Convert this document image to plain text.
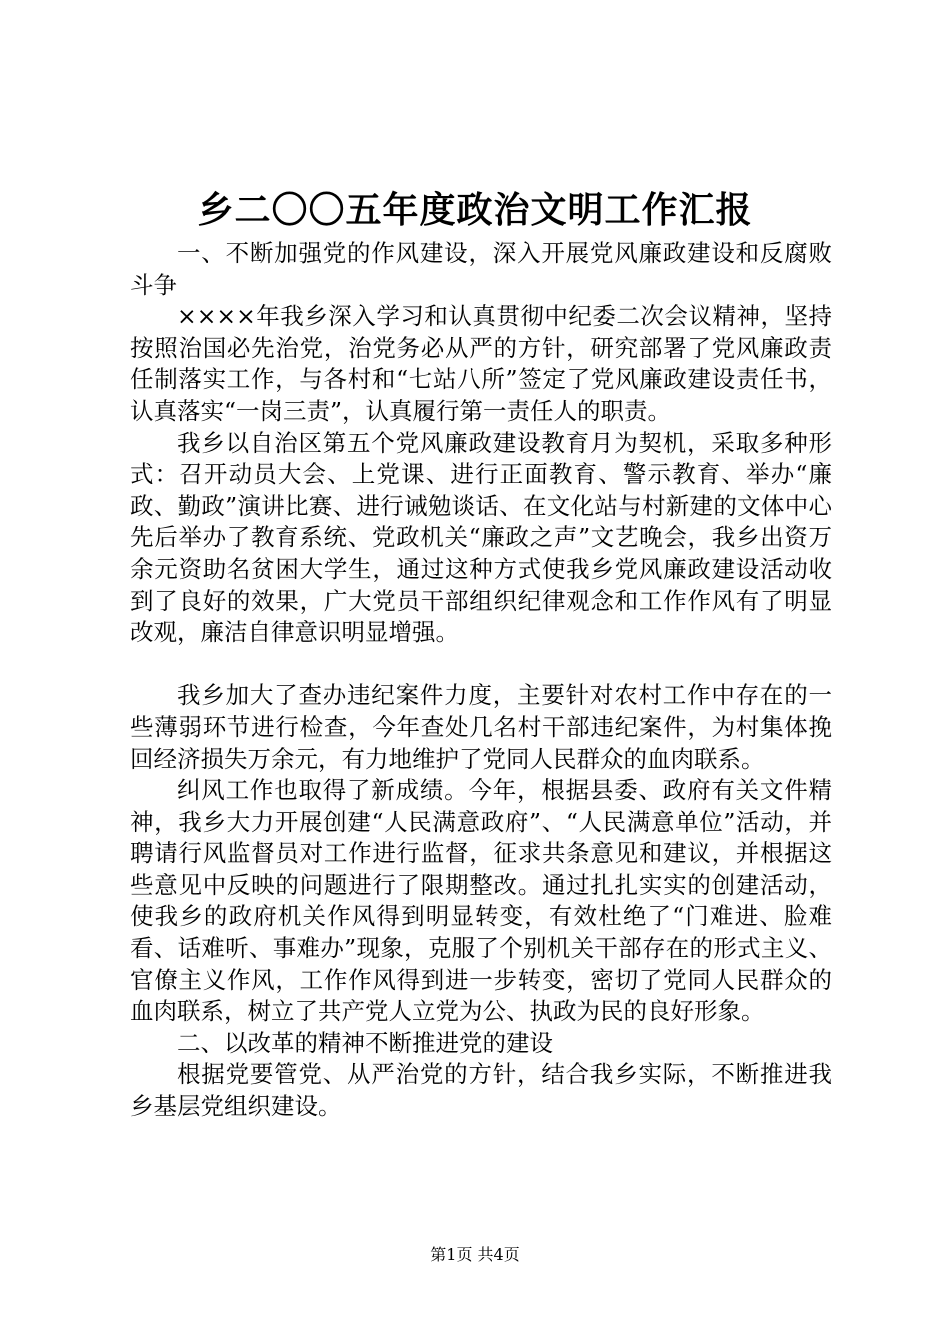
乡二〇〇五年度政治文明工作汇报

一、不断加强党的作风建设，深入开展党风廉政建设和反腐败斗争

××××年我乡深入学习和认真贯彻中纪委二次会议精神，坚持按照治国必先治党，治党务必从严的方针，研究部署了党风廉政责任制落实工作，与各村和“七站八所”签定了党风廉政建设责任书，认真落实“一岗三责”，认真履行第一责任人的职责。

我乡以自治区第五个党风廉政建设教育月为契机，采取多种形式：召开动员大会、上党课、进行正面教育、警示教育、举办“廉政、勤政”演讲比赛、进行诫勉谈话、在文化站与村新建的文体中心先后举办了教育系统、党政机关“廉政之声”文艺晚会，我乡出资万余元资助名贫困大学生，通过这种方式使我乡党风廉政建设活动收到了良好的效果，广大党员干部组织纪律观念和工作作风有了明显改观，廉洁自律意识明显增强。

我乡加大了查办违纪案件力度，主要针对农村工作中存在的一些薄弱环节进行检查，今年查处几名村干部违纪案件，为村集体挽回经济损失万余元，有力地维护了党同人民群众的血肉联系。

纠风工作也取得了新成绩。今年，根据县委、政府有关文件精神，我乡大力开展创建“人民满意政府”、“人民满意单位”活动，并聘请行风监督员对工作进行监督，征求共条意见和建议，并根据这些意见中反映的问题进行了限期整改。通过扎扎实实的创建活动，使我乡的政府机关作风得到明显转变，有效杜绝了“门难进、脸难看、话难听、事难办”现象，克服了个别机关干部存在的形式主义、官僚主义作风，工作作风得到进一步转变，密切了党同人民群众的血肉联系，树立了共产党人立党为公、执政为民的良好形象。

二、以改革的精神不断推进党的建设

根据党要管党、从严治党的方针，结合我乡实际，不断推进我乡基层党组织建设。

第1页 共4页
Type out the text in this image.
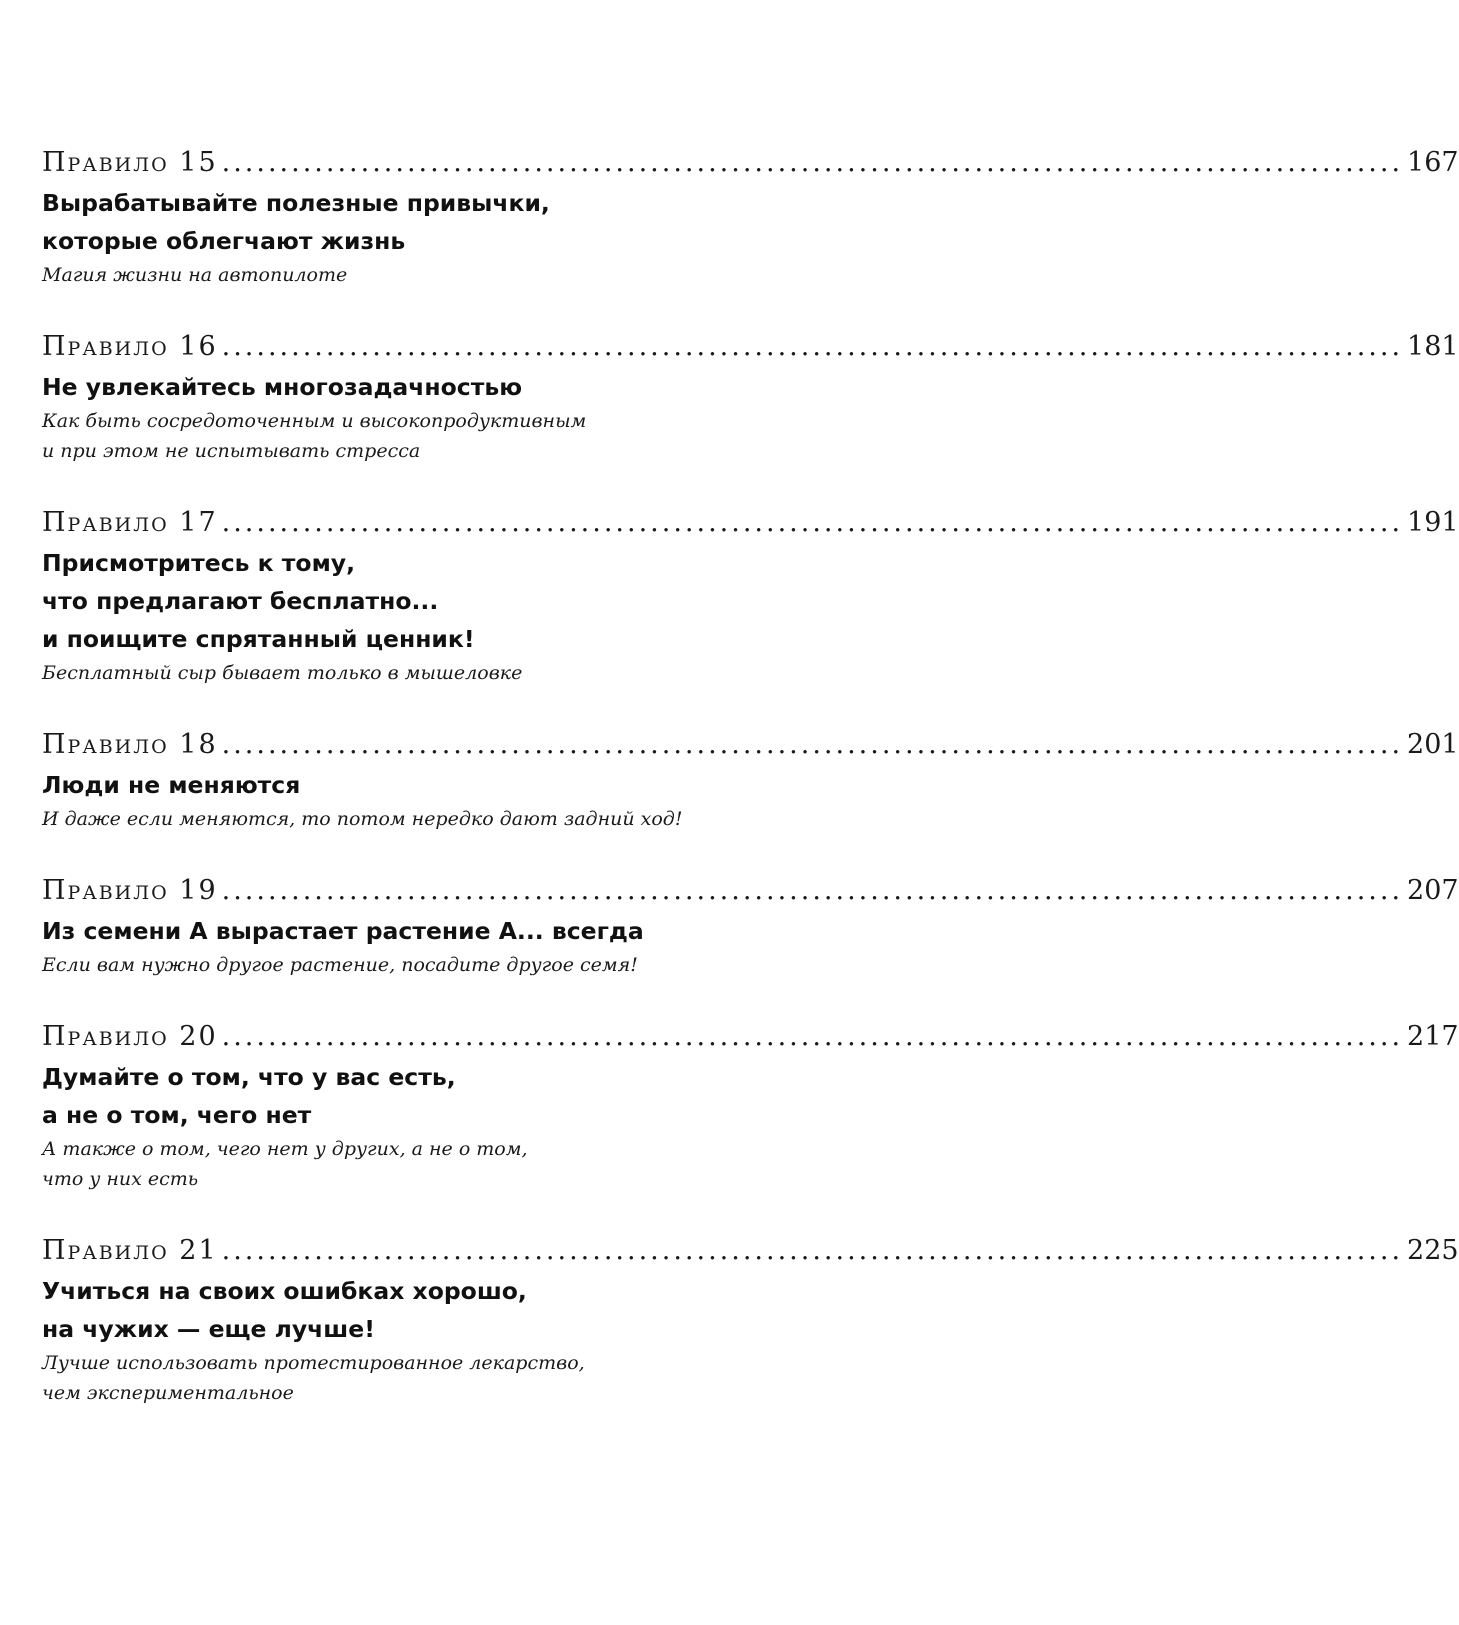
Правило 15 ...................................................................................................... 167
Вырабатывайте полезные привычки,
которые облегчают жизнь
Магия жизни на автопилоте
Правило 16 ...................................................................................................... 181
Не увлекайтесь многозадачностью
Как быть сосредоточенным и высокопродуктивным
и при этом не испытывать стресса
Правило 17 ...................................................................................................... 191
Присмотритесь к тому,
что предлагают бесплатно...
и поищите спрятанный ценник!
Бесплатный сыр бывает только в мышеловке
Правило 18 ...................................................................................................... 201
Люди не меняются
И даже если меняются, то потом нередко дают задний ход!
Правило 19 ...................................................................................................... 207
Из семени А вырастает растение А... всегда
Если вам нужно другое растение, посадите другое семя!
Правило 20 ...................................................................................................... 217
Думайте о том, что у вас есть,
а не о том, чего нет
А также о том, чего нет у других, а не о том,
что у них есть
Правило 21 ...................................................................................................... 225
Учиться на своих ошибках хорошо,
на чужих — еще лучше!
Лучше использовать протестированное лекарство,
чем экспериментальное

============================================================

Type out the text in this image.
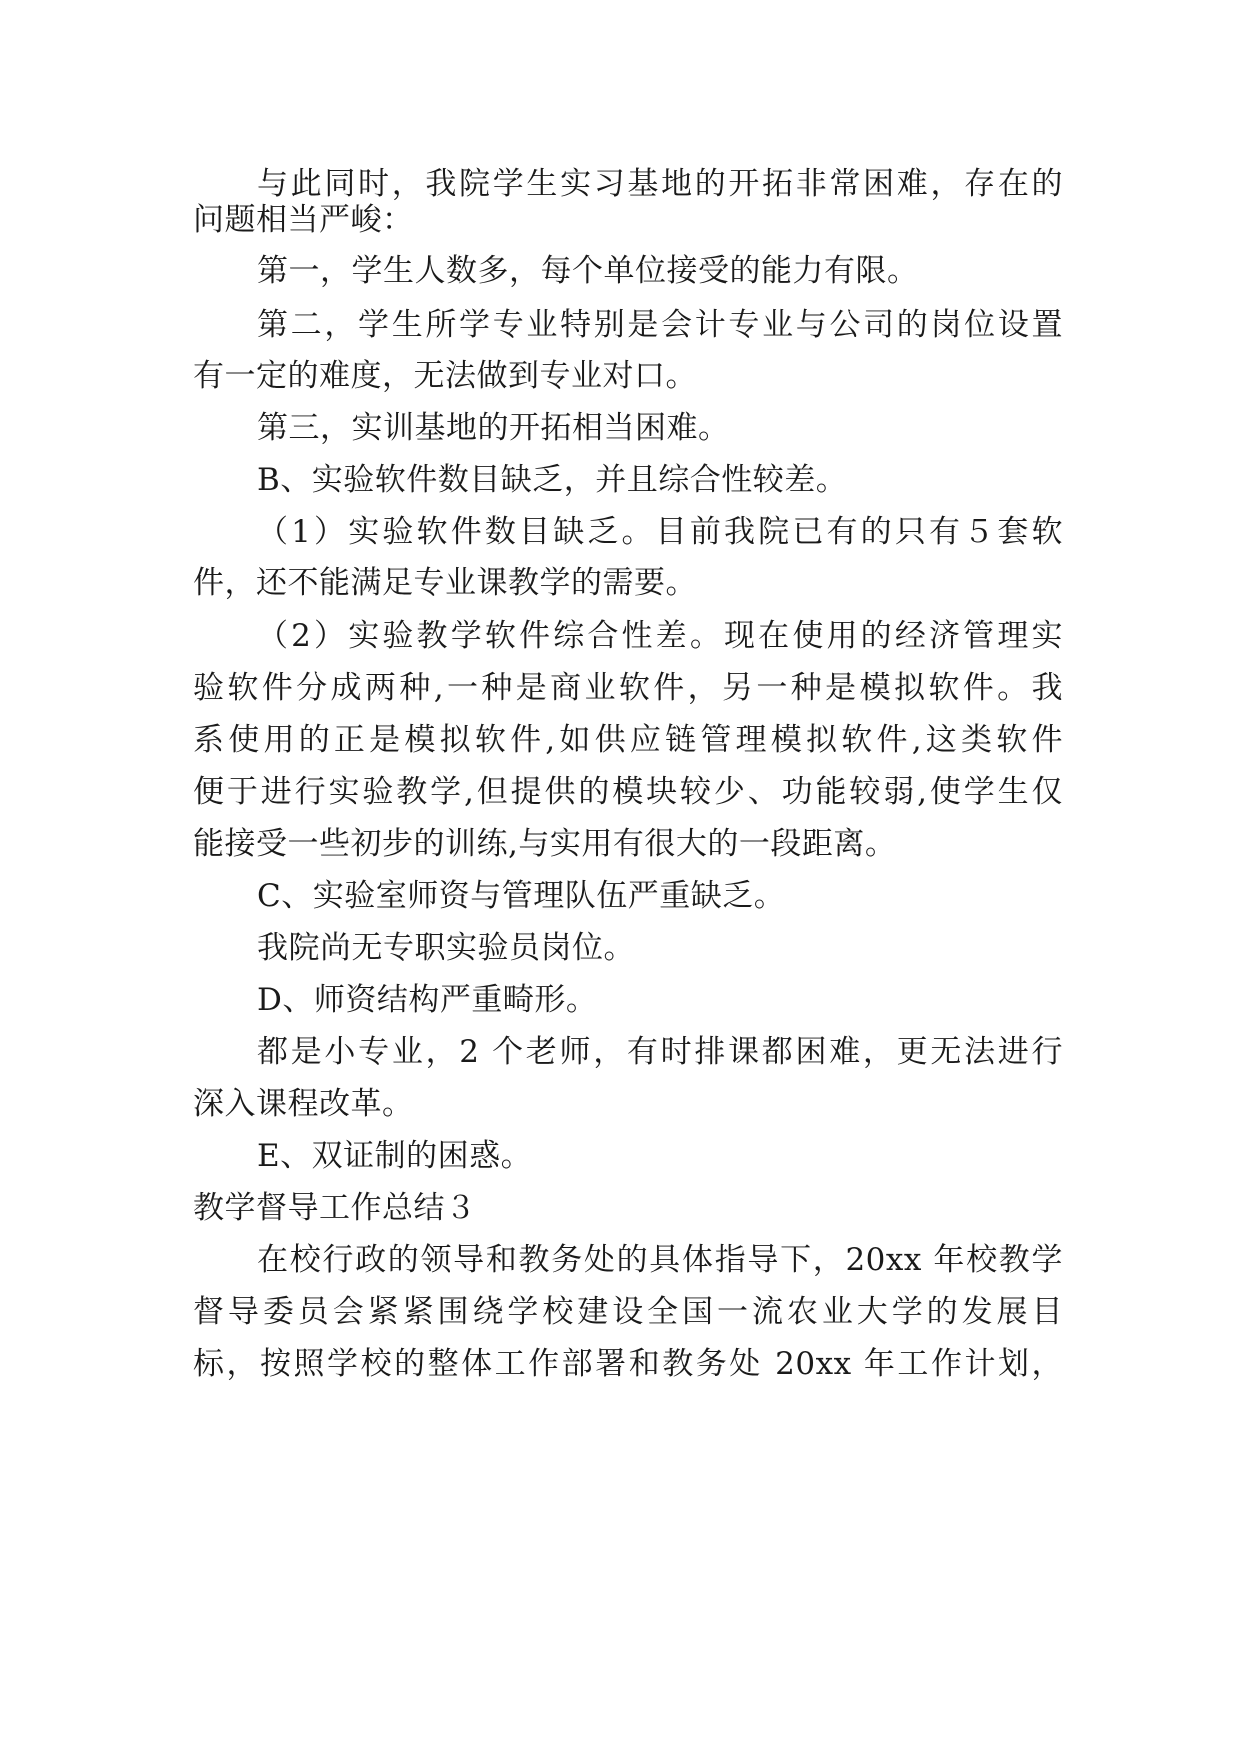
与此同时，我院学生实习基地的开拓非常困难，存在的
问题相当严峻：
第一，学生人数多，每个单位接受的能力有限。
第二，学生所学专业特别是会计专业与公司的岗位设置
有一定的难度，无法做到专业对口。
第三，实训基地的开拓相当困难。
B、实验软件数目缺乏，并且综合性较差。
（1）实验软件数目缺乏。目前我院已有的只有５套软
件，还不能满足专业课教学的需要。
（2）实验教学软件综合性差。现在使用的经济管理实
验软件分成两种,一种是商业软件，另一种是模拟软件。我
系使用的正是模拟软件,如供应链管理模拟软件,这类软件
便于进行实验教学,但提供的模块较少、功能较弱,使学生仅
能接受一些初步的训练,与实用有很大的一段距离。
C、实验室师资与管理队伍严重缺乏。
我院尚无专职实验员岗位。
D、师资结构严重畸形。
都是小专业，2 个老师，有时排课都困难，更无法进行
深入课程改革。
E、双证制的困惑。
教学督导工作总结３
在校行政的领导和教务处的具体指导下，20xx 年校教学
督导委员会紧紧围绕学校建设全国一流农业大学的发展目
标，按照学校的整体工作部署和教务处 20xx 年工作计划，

============================================================

GIVEN INSTRUCTION: Work out the number of lines above that include the string "实验软件数目缺乏" and write only that number.

ANSWER FOR THE TASK: 2